This is the second part of our series on how to do search engine optimization (SEO). This time we will focus on the technical aspects of SEO.
You can also check out How to do SEO? Part 1: Content, where we talked about how to make content SEO-friendly.
The robots.txt file tells search engines which pages on a website should be crawled and which should be excluded. If the robots.txt file is blocking search engines from accessing specific pages, those pages will not be indexed and will not appear in search results.
Though the robots file is generally included on purpose to prevent access to certain pages, sometimes code errors may mistakenly indicate to crawlers that a page shouldn’t be crawled and indexed. You can check for potential robot.txt errors in Google Search Console.
Fast-loading websites tend to rank higher in search results. A fast page load also allows crawlers to go through the page quicker. Not to mention site speed is also a huge user experience factor and good rankings in Google also depend on user behaviour (we will discuss this side of SEO in part 3).
You can use Google PageSpeed Insights to check your website’s performance including its load speed.
Improving website speed can involve optimizing multimedia (reducing size, while maintaining quality) and code (clearing unsupported and voluminous scripts and plugins).
The quantity of users accessing the Internet on mobile devices has been growing steadily in the past several years. This makes it essential for a website to be mobile-friendly, or in other words responsive. Responsive web design means a web page can adapt to the different sizes of browsing devices, that is, its content can be viewed correctly regardless of the type of device it is accessed.

- **Study questions**
1. According to the technical SEO article, where can you check for potential robots.txt errors?
2. Summarize the technical SEO article in two sentences.
3. Do these statements agree with the technical SEO article? Answer yes or no for each, quoting the words from the article that decide it.
(a) Fast-loading websites tend to rank higher in search results.
(b) Pages that robots.txt blocks from search engines can still appear in search results.
(c) The number of people using the Internet on mobile devices has fallen in recent years.
The records come from a source unrelated to the technical SEO article.

- **Information**
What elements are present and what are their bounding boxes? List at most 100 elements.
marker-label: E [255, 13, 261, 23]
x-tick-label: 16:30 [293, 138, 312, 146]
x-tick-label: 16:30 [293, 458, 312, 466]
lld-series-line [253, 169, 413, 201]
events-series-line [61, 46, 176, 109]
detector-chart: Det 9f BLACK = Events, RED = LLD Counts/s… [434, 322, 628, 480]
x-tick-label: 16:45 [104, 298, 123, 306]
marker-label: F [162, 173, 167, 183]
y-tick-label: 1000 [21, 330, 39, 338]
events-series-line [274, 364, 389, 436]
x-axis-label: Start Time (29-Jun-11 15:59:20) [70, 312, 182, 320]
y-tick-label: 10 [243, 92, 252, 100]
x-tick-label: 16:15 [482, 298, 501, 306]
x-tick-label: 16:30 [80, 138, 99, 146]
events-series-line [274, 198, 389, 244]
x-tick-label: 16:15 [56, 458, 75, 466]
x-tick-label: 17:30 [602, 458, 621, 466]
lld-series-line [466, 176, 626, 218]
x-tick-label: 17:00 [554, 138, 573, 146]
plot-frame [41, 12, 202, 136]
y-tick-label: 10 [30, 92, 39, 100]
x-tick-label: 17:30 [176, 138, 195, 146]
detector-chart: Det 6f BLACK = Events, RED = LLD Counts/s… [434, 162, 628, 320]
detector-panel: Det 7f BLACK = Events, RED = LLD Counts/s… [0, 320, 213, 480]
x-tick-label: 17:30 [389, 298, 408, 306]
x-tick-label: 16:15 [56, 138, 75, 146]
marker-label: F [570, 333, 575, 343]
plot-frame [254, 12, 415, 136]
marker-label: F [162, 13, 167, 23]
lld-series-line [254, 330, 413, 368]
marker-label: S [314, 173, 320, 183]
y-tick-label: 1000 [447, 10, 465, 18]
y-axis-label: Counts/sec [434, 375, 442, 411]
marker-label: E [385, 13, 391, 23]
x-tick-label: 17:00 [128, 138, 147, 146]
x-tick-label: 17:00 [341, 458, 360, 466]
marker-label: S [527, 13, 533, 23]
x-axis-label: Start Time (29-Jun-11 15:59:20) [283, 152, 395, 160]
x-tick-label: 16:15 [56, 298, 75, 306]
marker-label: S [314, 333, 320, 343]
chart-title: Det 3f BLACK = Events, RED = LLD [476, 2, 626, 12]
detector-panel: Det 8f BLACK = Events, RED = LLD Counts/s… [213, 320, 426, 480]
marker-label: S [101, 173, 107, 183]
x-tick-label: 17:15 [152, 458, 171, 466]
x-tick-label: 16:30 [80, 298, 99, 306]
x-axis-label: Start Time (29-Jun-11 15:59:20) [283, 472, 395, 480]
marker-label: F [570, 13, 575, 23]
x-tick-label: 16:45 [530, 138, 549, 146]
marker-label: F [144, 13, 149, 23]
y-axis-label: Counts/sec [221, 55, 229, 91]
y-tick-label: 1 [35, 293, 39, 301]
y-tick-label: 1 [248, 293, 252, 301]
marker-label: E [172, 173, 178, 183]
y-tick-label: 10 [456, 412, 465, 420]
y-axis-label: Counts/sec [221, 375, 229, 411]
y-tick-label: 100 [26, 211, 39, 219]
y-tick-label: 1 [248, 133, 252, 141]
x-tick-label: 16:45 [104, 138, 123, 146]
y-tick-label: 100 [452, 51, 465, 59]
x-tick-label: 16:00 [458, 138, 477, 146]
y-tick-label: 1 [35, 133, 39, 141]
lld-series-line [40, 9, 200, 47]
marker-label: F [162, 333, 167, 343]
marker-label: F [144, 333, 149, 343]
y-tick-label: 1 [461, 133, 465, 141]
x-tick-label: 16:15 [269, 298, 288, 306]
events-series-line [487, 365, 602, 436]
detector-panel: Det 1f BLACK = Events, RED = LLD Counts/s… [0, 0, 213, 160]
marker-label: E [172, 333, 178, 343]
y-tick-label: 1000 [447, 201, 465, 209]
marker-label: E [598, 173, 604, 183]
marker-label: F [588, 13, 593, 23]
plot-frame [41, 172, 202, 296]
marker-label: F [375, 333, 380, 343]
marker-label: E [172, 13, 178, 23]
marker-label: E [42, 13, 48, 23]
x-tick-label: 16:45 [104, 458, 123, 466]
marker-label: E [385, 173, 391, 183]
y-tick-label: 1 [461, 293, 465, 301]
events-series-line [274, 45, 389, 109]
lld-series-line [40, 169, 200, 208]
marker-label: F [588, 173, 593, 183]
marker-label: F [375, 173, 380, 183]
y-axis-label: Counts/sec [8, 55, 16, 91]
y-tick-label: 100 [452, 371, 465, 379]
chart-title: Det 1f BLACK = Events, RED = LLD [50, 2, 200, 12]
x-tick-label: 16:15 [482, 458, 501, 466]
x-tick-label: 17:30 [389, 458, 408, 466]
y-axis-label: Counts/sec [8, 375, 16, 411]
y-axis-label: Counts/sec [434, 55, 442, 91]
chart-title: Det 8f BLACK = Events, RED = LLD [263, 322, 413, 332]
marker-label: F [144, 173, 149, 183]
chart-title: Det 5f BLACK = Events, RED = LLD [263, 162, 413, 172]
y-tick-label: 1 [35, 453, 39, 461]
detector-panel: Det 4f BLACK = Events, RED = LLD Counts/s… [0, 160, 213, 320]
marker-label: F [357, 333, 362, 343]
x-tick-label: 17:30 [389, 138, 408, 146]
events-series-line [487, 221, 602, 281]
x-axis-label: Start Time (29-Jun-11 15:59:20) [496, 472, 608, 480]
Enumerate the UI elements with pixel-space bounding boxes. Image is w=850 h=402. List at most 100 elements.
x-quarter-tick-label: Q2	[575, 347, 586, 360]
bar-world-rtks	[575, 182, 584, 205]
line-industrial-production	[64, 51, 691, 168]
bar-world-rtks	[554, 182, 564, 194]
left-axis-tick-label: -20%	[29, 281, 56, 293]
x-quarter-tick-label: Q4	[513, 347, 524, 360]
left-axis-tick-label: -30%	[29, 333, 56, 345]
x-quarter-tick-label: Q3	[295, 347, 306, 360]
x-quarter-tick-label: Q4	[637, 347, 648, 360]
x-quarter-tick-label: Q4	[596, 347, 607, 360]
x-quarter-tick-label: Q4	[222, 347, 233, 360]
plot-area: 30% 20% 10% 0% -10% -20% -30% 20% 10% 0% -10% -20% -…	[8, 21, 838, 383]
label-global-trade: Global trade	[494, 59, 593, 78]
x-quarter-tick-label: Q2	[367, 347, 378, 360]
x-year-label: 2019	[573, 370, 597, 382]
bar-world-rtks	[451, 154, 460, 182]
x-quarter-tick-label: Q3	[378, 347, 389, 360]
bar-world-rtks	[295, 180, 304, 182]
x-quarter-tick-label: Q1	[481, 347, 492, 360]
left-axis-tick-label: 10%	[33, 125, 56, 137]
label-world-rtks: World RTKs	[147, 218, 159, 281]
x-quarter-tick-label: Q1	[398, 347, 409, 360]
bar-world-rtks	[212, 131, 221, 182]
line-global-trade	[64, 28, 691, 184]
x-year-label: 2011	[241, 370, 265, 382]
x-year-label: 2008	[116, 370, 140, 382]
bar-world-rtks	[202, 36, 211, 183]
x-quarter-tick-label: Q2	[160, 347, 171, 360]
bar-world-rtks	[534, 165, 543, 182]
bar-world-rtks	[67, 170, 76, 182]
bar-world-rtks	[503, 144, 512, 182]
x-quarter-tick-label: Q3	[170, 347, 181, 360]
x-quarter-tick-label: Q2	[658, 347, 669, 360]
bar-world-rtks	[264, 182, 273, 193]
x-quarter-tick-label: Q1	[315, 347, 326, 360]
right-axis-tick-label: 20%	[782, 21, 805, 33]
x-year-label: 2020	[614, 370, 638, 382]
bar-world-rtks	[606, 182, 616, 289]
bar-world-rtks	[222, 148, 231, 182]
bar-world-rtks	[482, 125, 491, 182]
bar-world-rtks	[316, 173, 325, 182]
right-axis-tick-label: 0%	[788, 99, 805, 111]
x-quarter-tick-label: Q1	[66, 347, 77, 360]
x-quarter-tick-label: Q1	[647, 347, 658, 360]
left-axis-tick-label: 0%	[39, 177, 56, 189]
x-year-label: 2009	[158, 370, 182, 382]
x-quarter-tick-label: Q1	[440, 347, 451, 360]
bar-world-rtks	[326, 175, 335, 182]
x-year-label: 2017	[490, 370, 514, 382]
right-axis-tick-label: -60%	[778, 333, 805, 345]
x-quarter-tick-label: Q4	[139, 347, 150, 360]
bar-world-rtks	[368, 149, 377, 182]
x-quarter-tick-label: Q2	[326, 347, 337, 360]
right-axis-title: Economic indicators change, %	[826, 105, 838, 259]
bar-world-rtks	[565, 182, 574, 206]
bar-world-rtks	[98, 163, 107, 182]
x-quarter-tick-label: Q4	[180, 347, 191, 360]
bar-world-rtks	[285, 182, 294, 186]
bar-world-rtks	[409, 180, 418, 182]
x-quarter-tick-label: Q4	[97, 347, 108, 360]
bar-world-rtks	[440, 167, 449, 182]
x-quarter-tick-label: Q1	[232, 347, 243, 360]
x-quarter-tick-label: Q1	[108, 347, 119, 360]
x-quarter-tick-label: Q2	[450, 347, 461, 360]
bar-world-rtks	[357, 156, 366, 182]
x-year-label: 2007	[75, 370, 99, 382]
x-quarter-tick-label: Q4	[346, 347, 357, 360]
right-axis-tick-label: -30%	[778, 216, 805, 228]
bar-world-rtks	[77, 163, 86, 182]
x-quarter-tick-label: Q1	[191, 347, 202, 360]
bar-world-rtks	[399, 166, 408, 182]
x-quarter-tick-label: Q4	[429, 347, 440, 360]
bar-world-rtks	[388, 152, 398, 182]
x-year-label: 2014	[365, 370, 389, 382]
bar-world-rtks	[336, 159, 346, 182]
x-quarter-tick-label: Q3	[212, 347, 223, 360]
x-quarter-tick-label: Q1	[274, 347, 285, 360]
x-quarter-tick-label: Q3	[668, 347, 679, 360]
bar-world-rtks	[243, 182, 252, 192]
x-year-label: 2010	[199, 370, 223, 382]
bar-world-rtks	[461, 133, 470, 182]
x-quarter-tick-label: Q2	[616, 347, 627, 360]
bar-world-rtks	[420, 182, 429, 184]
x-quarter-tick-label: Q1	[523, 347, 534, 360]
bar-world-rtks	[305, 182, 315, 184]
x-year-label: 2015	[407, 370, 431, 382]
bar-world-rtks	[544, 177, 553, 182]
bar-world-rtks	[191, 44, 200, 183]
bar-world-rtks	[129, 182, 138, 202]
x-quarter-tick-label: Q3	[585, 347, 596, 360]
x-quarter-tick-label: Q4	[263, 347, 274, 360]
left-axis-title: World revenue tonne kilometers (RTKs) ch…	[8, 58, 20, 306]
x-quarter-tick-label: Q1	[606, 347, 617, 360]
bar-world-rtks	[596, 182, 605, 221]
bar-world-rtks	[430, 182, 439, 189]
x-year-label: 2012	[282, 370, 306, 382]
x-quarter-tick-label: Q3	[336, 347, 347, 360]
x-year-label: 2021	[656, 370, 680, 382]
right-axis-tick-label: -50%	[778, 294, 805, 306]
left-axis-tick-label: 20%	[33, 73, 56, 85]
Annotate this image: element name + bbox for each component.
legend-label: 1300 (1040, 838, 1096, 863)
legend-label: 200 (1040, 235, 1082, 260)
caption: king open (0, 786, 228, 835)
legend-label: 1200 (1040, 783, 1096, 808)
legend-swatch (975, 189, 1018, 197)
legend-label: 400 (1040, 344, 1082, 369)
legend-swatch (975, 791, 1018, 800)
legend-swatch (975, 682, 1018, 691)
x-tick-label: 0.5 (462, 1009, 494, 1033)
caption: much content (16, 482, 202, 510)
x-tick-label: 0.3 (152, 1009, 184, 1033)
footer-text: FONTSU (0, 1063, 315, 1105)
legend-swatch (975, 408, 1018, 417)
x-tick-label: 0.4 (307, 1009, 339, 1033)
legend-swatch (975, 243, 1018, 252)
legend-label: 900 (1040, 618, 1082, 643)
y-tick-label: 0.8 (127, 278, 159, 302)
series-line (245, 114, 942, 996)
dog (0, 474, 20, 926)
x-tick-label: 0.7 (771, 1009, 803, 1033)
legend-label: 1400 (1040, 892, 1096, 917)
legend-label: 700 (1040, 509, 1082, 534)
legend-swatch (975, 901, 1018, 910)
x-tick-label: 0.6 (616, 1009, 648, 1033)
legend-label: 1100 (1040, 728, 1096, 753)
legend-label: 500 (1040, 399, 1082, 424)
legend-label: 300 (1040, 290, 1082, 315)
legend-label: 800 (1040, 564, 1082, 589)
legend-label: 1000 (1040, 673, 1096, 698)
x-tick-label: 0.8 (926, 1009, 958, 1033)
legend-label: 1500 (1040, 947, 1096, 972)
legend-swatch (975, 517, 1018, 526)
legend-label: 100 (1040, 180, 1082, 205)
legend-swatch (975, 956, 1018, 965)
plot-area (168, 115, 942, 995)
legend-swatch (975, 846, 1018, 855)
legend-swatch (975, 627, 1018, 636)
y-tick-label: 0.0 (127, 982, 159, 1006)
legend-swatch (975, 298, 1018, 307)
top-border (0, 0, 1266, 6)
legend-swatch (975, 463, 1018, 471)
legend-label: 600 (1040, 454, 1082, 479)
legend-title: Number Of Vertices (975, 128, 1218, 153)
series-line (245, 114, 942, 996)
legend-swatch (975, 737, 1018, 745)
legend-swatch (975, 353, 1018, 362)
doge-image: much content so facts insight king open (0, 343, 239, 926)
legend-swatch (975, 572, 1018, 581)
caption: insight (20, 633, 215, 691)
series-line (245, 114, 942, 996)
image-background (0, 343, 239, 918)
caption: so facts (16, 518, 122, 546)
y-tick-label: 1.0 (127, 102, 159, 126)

- **Answers to the problems**
1. In Google Search Console.

2. The robots.txt file tells search engines which pages to crawl or exclude, and blocked pages will not be indexed or appear in search results, though code errors can block pages by mistake. Fast-loading websites tend to rank higher, speed can be improved by optimizing multimedia and code, and because mobile Internet use keeps growing, a website needs to be mobile-friendly, or responsive.

3.
(a) Yes: "Fast-loading websites tend to rank higher in search results."
(b) No: "those pages will not be indexed and will not appear in search results."
(c) No: "The quantity of users accessing the Internet on mobile devices has been growing steadily in the past several years."